> **To be done**: Return all of the entries exactly, with nothing added or left out.

> **Extracted entries**:
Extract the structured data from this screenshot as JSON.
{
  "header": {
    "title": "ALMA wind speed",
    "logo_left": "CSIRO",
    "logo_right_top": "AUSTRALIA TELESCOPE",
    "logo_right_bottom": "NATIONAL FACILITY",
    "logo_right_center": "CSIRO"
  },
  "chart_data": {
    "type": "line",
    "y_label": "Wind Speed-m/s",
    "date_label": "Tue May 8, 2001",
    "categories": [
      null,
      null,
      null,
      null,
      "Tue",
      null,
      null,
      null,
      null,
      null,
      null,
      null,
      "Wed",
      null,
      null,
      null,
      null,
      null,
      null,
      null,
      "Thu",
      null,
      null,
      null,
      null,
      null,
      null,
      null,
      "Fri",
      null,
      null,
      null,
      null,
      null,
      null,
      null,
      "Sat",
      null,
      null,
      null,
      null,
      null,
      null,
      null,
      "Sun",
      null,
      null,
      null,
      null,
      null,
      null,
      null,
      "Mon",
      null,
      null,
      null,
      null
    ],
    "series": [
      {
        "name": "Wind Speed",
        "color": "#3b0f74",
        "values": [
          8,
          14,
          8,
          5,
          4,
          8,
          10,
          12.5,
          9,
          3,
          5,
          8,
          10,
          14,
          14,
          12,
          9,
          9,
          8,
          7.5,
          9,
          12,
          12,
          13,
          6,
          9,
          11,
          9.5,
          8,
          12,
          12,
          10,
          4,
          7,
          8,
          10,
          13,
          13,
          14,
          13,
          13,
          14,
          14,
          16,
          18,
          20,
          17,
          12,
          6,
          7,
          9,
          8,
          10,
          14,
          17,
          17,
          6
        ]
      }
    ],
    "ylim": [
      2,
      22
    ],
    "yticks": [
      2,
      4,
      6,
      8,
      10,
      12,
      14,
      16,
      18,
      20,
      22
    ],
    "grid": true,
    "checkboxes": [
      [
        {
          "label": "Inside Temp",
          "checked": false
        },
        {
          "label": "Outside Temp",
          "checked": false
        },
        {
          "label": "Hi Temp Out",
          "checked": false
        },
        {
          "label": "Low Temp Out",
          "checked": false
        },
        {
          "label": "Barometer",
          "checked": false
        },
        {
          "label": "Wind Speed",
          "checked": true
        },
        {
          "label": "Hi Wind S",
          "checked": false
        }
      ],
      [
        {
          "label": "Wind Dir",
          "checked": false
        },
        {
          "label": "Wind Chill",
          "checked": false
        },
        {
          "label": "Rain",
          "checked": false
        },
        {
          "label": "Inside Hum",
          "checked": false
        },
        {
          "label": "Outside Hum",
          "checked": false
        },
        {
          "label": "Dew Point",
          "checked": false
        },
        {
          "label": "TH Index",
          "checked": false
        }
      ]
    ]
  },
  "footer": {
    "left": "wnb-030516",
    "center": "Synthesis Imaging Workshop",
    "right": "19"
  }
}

> **The answer**:
Extract the structured data from this screenshot as JSON.
{
  "header": {
    "title": "ALMA wind speed",
    "logo_left": "CSIRO",
    "logo_right_top": "AUSTRALIA TELESCOPE",
    "logo_right_bottom": "NATIONAL FACILITY",
    "logo_right_center": "CSIRO"
  },
  "chart_data": {
    "type": "line",
    "y_label": "Wind Speed-m/s",
    "date_label": "Tue May 8, 2001",
    "categories": [
      null,
      null,
      null,
      null,
      "Tue",
      null,
      null,
      null,
      null,
      null,
      null,
      null,
      "Wed",
      null,
      null,
      null,
      null,
      null,
      null,
      null,
      "Thu",
      null,
      null,
      null,
      null,
      null,
      null,
      null,
      "Fri",
      null,
      null,
      null,
      null,
      null,
      null,
      null,
      "Sat",
      null,
      null,
      null,
      null,
      null,
      null,
      null,
      "Sun",
      null,
      null,
      null,
      null,
      null,
      null,
      null,
      "Mon",
      null,
      null,
      null,
      null
    ],
    "series": [
      {
        "name": "Wind Speed",
        "color": "#3b0f74",
        "values": [
          8,
          14,
          8,
          5,
          4,
          8,
          10,
          12.5,
          9,
          3,
          5,
          8,
          10,
          14,
          14,
          12,
          9,
          9,
          8,
          7.5,
          9,
          12,
          12,
          13,
          6,
          9,
          11,
          9.5,
          8,
          12,
          12,
          10,
          4,
          7,
          8,
          10,
          13,
          13,
          14,
          13,
          13,
          14,
          14,
          16,
          18,
          20,
          17,
          12,
          6,
          7,
          9,
          8,
          10,
          14,
          17,
          17,
          6
        ]
      }
    ],
    "ylim": [
      2,
      22
    ],
    "yticks": [
      2,
      4,
      6,
      8,
      10,
      12,
      14,
      16,
      18,
      20,
      22
    ],
    "grid": true,
    "checkboxes": [
      [
        {
          "label": "Inside Temp",
          "checked": false
        },
        {
          "label": "Outside Temp",
          "checked": false
        },
        {
          "label": "Hi Temp Out",
          "checked": false
        },
        {
          "label": "Low Temp Out",
          "checked": false
        },
        {
          "label": "Barometer",
          "checked": false
        },
        {
          "label": "Wind Speed",
          "checked": true
        },
        {
          "label": "Hi Wind S",
          "checked": false
        }
      ],
      [
        {
          "label": "Wind Dir",
          "checked": false
        },
        {
          "label": "Wind Chill",
          "checked": false
        },
        {
          "label": "Rain",
          "checked": false
        },
        {
          "label": "Inside Hum",
          "checked": false
        },
        {
          "label": "Outside Hum",
          "checked": false
        },
        {
          "label": "Dew Point",
          "checked": false
        },
        {
          "label": "TH Index",
          "checked": false
        }
      ]
    ]
  },
  "footer": {
    "left": "wnb-030516",
    "center": "Synthesis Imaging Workshop",
    "right": "19"
  }
}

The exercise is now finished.